TASK GOAL>
Say how many lines contain "Consumer"; the answer is the number alone.

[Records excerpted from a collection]
----
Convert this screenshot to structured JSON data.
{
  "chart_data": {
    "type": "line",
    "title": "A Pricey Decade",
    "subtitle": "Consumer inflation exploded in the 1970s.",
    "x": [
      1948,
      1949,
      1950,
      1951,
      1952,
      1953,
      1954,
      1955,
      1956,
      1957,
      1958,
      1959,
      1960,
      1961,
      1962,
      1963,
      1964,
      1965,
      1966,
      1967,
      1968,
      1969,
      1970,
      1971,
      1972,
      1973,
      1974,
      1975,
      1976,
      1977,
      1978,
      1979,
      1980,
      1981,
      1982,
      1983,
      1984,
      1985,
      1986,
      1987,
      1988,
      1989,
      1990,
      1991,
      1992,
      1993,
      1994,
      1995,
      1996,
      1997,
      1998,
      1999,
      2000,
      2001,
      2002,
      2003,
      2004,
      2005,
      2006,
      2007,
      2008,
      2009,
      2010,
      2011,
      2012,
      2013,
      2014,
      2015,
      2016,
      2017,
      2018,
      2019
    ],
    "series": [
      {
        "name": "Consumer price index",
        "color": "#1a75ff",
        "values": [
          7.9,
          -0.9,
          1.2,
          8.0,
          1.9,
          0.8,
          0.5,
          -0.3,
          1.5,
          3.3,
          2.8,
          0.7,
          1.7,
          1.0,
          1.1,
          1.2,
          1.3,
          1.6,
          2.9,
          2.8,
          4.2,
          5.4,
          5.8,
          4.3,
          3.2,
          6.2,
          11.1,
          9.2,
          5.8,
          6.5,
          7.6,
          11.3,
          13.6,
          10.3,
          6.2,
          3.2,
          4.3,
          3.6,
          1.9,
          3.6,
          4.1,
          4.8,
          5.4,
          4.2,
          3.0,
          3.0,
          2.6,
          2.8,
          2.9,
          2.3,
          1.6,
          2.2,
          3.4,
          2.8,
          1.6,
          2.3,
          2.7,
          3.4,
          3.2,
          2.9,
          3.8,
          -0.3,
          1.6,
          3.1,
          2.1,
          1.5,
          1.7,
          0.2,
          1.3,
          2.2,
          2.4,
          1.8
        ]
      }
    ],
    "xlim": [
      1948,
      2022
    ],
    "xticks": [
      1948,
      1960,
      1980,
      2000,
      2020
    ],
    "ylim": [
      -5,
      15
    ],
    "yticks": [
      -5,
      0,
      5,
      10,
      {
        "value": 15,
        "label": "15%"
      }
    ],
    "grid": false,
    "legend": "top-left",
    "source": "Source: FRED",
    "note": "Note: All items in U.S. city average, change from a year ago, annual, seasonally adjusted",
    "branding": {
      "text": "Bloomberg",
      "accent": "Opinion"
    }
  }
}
----
ANSWER TO THIS EXERCISE>
2